Find the lines of data that contain the string "color", then list them.
-- Begin DATA PROVIDED --
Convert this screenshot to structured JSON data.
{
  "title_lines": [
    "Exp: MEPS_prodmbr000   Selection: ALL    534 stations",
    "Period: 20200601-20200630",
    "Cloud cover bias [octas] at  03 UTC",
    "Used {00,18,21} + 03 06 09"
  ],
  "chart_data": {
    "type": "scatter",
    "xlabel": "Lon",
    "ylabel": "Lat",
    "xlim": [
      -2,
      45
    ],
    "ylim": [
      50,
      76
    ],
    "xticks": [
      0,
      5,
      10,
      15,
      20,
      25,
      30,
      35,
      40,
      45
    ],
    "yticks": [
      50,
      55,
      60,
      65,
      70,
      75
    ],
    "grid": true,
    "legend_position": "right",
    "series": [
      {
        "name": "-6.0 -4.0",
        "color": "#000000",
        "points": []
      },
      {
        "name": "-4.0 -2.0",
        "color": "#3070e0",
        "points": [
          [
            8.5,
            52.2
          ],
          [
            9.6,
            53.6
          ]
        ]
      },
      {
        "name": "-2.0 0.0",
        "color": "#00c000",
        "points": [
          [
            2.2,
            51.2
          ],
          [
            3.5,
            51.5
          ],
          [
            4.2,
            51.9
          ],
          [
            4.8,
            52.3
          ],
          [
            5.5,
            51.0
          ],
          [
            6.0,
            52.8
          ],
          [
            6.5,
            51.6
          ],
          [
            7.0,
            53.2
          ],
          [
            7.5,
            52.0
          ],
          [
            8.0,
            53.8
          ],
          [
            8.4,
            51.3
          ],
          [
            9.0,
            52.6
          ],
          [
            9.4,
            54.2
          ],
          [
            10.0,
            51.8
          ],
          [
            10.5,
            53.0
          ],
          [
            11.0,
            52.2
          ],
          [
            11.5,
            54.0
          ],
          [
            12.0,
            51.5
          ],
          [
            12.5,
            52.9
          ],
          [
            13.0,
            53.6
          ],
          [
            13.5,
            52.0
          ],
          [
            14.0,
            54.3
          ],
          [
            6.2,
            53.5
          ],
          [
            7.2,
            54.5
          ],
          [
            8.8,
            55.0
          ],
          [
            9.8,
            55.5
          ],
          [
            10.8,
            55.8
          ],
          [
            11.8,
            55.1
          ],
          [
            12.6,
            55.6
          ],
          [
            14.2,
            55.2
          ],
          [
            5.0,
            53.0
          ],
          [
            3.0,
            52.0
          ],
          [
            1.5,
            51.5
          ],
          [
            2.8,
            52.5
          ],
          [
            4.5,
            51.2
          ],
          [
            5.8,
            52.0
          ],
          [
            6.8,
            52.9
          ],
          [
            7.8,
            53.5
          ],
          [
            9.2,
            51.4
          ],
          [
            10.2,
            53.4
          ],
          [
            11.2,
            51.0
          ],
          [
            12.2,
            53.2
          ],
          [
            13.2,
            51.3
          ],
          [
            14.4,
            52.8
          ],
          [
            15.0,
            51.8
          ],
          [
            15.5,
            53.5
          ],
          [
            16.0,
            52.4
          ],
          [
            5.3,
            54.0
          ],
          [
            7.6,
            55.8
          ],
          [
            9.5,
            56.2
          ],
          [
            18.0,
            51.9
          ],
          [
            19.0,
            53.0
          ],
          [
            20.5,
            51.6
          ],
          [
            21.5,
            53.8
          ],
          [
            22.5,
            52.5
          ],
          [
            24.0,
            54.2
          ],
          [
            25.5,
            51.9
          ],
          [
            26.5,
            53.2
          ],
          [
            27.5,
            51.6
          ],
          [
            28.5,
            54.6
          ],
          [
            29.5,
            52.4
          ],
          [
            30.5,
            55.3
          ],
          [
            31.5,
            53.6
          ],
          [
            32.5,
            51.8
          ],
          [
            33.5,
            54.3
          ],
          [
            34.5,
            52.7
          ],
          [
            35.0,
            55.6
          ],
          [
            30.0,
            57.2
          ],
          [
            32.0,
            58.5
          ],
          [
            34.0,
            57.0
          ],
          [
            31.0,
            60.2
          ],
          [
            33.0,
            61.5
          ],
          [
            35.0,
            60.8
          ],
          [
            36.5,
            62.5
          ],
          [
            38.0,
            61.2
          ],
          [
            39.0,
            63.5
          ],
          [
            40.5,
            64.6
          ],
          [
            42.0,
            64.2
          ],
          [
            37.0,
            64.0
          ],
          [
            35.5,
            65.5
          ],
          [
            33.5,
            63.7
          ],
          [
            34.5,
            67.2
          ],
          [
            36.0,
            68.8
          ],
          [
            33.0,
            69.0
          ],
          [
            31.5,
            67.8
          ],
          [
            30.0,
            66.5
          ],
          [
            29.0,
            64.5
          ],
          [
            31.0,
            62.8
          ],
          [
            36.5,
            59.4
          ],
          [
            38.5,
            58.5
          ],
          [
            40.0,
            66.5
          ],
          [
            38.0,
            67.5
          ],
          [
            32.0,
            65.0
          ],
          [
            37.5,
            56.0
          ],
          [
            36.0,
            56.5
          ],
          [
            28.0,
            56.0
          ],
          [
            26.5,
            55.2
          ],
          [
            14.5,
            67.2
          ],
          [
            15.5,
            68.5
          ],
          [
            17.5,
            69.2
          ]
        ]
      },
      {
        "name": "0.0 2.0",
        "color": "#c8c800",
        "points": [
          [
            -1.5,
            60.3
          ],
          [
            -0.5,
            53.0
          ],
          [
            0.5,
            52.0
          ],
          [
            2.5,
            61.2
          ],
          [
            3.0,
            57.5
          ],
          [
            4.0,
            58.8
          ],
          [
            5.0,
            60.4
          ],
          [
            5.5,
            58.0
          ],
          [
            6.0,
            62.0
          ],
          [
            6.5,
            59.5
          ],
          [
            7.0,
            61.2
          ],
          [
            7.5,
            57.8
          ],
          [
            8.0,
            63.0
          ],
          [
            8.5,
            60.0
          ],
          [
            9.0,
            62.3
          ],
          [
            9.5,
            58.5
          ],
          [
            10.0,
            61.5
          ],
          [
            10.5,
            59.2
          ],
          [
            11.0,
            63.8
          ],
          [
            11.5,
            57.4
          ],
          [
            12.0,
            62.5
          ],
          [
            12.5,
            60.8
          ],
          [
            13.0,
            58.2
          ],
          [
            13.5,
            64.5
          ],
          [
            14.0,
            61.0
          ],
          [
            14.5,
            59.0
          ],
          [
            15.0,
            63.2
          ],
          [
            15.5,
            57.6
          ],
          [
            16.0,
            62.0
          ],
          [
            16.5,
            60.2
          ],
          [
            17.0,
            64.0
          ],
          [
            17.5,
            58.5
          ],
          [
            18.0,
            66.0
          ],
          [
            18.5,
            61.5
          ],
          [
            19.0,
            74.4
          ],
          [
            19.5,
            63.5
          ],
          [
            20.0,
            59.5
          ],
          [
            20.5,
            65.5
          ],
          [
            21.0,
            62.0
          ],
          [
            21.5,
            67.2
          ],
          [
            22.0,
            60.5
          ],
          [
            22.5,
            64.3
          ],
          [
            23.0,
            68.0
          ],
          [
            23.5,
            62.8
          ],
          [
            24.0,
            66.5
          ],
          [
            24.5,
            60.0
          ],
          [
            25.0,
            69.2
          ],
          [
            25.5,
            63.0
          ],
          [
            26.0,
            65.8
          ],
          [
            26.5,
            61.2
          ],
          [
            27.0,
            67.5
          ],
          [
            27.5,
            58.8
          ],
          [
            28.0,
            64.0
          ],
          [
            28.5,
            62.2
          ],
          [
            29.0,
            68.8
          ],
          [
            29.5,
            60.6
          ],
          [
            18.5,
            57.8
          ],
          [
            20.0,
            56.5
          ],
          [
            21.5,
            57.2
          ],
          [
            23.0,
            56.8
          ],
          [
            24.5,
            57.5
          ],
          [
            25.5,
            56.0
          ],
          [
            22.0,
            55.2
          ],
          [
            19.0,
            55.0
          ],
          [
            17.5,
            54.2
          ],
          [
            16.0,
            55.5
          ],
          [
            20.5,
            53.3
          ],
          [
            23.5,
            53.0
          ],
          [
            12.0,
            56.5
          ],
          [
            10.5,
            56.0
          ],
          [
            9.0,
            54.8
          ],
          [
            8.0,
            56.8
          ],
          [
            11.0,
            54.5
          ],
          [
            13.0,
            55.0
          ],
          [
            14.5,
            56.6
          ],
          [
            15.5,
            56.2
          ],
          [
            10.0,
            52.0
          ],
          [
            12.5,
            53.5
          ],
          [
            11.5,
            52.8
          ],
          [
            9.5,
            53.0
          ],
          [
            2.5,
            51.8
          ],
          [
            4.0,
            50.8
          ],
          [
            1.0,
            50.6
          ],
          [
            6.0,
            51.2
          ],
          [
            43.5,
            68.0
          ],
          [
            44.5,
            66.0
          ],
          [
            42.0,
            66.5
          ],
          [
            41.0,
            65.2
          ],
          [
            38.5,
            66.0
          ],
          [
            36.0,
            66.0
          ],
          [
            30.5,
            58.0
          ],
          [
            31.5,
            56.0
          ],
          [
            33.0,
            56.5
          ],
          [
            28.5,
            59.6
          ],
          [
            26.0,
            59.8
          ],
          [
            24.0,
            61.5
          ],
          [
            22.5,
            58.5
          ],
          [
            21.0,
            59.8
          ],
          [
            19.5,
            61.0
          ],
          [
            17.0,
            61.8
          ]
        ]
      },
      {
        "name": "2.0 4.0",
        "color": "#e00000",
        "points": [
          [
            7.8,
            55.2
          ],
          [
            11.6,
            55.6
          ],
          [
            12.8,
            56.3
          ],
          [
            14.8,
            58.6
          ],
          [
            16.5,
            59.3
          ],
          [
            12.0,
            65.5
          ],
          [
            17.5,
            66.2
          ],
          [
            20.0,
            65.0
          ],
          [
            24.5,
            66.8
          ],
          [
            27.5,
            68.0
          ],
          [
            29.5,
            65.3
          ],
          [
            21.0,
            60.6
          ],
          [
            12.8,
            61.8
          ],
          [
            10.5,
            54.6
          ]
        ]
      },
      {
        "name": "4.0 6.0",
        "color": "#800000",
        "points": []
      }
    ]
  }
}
-- End DATA PROVIDED --
FINAL RESULT:
        "color": "#000000",
        "color": "#3070e0",
        "color": "#00c000",
        "color": "#c8c800",
        "color": "#e00000",
        "color": "#800000",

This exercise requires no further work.